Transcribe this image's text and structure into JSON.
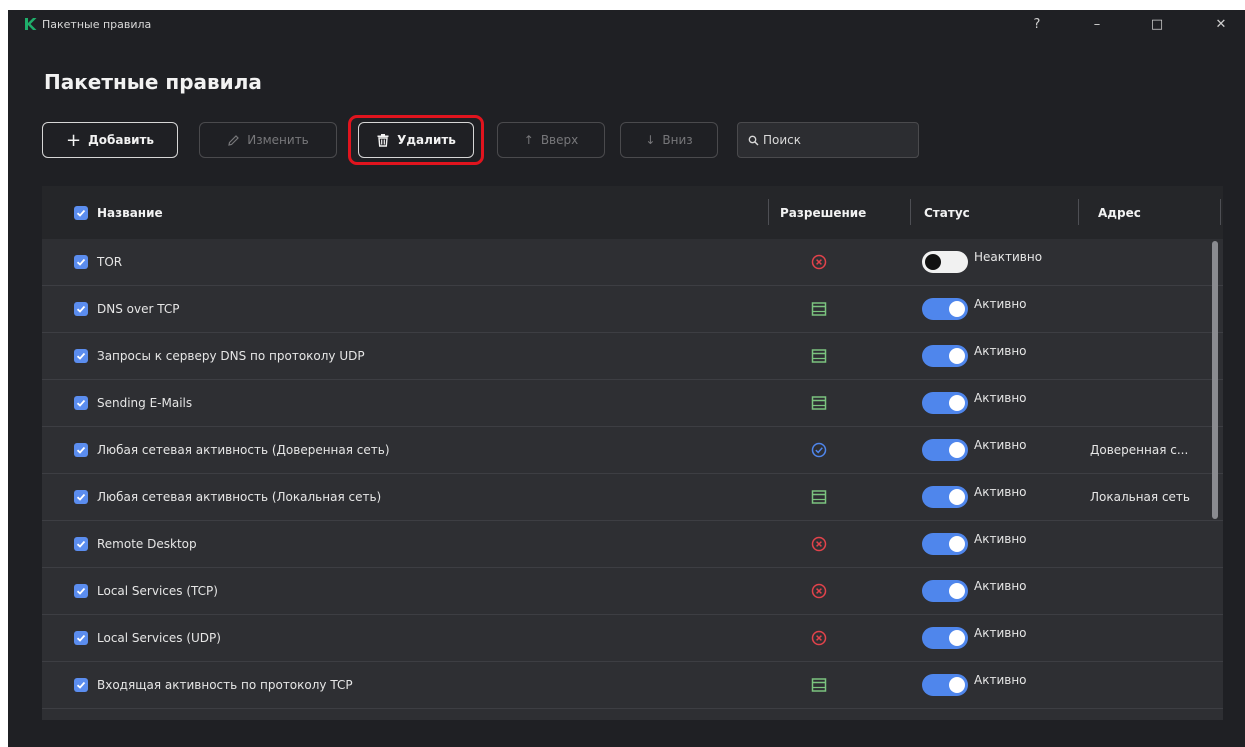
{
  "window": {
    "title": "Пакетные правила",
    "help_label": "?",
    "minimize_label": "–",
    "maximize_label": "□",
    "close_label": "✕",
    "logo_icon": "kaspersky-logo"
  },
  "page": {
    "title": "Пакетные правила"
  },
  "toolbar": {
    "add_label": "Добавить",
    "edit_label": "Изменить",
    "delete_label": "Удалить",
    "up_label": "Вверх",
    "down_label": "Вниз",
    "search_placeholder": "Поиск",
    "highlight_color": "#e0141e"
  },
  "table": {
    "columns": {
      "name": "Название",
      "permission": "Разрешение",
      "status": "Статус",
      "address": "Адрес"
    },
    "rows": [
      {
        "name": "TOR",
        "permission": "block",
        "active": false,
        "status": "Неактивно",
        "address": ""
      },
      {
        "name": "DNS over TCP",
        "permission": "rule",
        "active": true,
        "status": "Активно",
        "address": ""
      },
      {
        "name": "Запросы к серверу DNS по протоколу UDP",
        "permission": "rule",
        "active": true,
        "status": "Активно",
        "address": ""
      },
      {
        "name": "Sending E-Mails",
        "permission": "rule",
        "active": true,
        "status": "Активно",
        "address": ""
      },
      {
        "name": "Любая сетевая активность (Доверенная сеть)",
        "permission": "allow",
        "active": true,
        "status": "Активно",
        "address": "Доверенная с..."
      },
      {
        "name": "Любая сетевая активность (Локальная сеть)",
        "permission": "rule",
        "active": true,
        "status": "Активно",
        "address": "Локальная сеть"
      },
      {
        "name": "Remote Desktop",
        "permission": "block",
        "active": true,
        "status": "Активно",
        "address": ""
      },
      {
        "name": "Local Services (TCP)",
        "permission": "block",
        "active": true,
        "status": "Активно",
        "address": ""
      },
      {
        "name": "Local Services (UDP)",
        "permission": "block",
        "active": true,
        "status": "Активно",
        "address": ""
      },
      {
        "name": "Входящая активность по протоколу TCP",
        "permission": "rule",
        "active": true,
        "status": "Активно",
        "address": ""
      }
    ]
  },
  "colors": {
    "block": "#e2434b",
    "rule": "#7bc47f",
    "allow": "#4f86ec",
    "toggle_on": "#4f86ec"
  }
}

##########

▸ **What you have to do**
The records above need to be given again exactly. Omit the pictures.

▸ **Solution for this task**
Transcribe this image's text and structure into JSON.
{
  "window": {
    "title": "Пакетные правила",
    "help_label": "?",
    "minimize_label": "–",
    "maximize_label": "□",
    "close_label": "✕",
    "logo_icon": "kaspersky-logo"
  },
  "page": {
    "title": "Пакетные правила"
  },
  "toolbar": {
    "add_label": "Добавить",
    "edit_label": "Изменить",
    "delete_label": "Удалить",
    "up_label": "Вверх",
    "down_label": "Вниз",
    "search_placeholder": "Поиск",
    "highlight_color": "#e0141e"
  },
  "table": {
    "columns": {
      "name": "Название",
      "permission": "Разрешение",
      "status": "Статус",
      "address": "Адрес"
    },
    "rows": [
      {
        "name": "TOR",
        "permission": "block",
        "active": false,
        "status": "Неактивно",
        "address": ""
      },
      {
        "name": "DNS over TCP",
        "permission": "rule",
        "active": true,
        "status": "Активно",
        "address": ""
      },
      {
        "name": "Запросы к серверу DNS по протоколу UDP",
        "permission": "rule",
        "active": true,
        "status": "Активно",
        "address": ""
      },
      {
        "name": "Sending E-Mails",
        "permission": "rule",
        "active": true,
        "status": "Активно",
        "address": ""
      },
      {
        "name": "Любая сетевая активность (Доверенная сеть)",
        "permission": "allow",
        "active": true,
        "status": "Активно",
        "address": "Доверенная с..."
      },
      {
        "name": "Любая сетевая активность (Локальная сеть)",
        "permission": "rule",
        "active": true,
        "status": "Активно",
        "address": "Локальная сеть"
      },
      {
        "name": "Remote Desktop",
        "permission": "block",
        "active": true,
        "status": "Активно",
        "address": ""
      },
      {
        "name": "Local Services (TCP)",
        "permission": "block",
        "active": true,
        "status": "Активно",
        "address": ""
      },
      {
        "name": "Local Services (UDP)",
        "permission": "block",
        "active": true,
        "status": "Активно",
        "address": ""
      },
      {
        "name": "Входящая активность по протоколу TCP",
        "permission": "rule",
        "active": true,
        "status": "Активно",
        "address": ""
      }
    ]
  },
  "colors": {
    "block": "#e2434b",
    "rule": "#7bc47f",
    "allow": "#4f86ec",
    "toggle_on": "#4f86ec"
  }
}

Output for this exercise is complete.